Data entries for graphics
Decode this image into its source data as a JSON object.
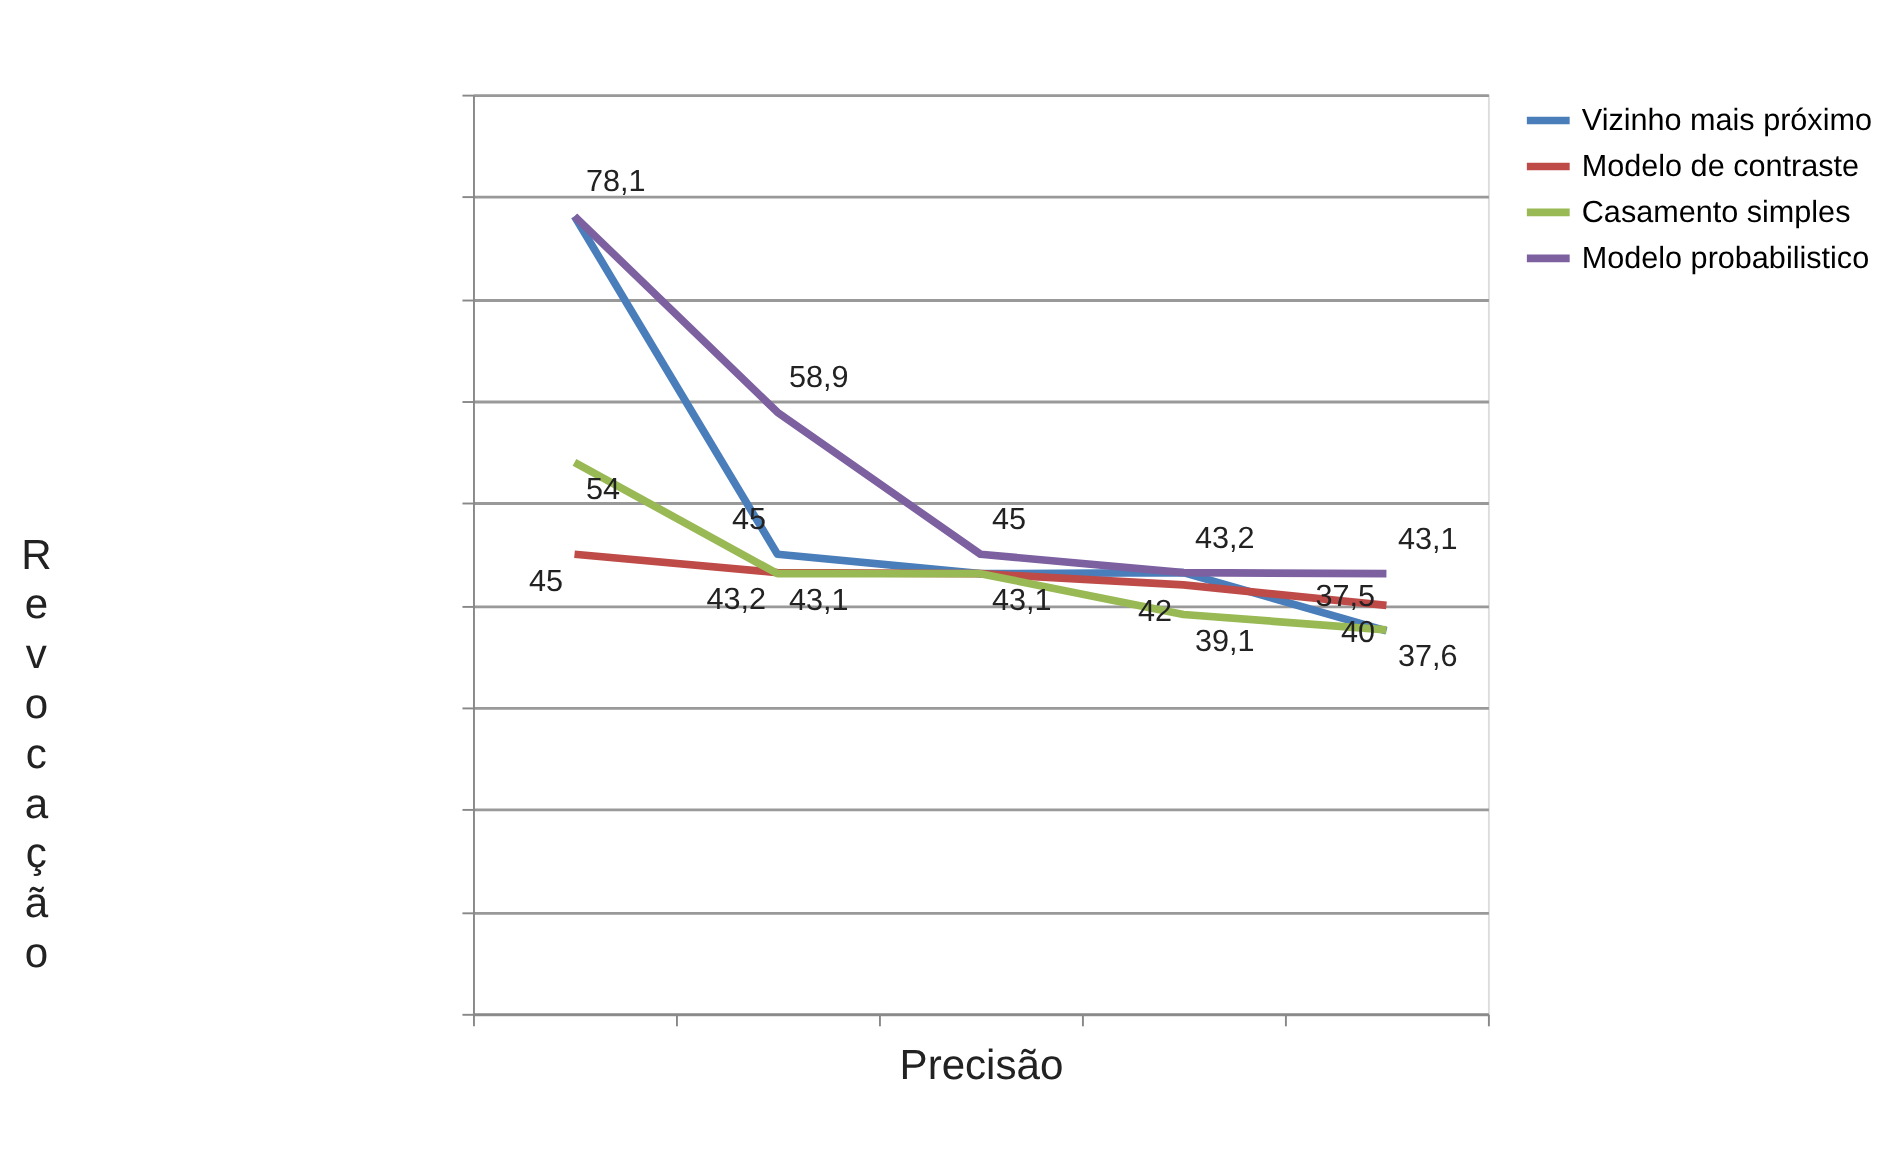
{
  "chart_data": {
    "type": "line",
    "xlabel": "Precisão",
    "ylabel": "Revocação",
    "categories": [
      null,
      null,
      null,
      null,
      null
    ],
    "ylim": [
      0,
      90
    ],
    "yticks": [
      {
        "value": 0,
        "label": null
      },
      {
        "value": 10,
        "label": null
      },
      {
        "value": 20,
        "label": null
      },
      {
        "value": 30,
        "label": null
      },
      {
        "value": 40,
        "label": null
      },
      {
        "value": 50,
        "label": null
      },
      {
        "value": 60,
        "label": null
      },
      {
        "value": 70,
        "label": null
      },
      {
        "value": 80,
        "label": null
      },
      {
        "value": 90,
        "label": null
      }
    ],
    "tick_labels": false,
    "grid": "y",
    "legend": "right",
    "marker": "none",
    "line_style": "solid",
    "series": [
      {
        "name": "Vizinho mais próximo",
        "color": "#4a7ebb",
        "values": [
          78.1,
          45,
          43.1,
          43.2,
          37.5
        ],
        "value_labels": [
          null,
          "45",
          null,
          null,
          "37,5"
        ]
      },
      {
        "name": "Modelo de contraste",
        "color": "#be4b48",
        "values": [
          45,
          43.2,
          43.1,
          42,
          40
        ],
        "value_labels": [
          "45",
          "43,2",
          null,
          "42",
          "40"
        ]
      },
      {
        "name": "Casamento simples",
        "color": "#98b954",
        "values": [
          54,
          43.1,
          43.1,
          39.1,
          37.6
        ],
        "value_labels": [
          "54",
          "43,1",
          "43,1",
          "39,1",
          "37,6"
        ]
      },
      {
        "name": "Modelo probabilistico",
        "color": "#7d60a0",
        "values": [
          78.1,
          58.9,
          45,
          43.2,
          43.1
        ],
        "value_labels": [
          "78,1",
          "58,9",
          "45",
          "43,2",
          "43,1"
        ]
      }
    ]
  }
}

_AIM:_ Which lines of the data include "Modelo"? Copy each of them.

_TASK OUTPUT:_
        "name": "Modelo de contraste",
        "name": "Modelo probabilistico",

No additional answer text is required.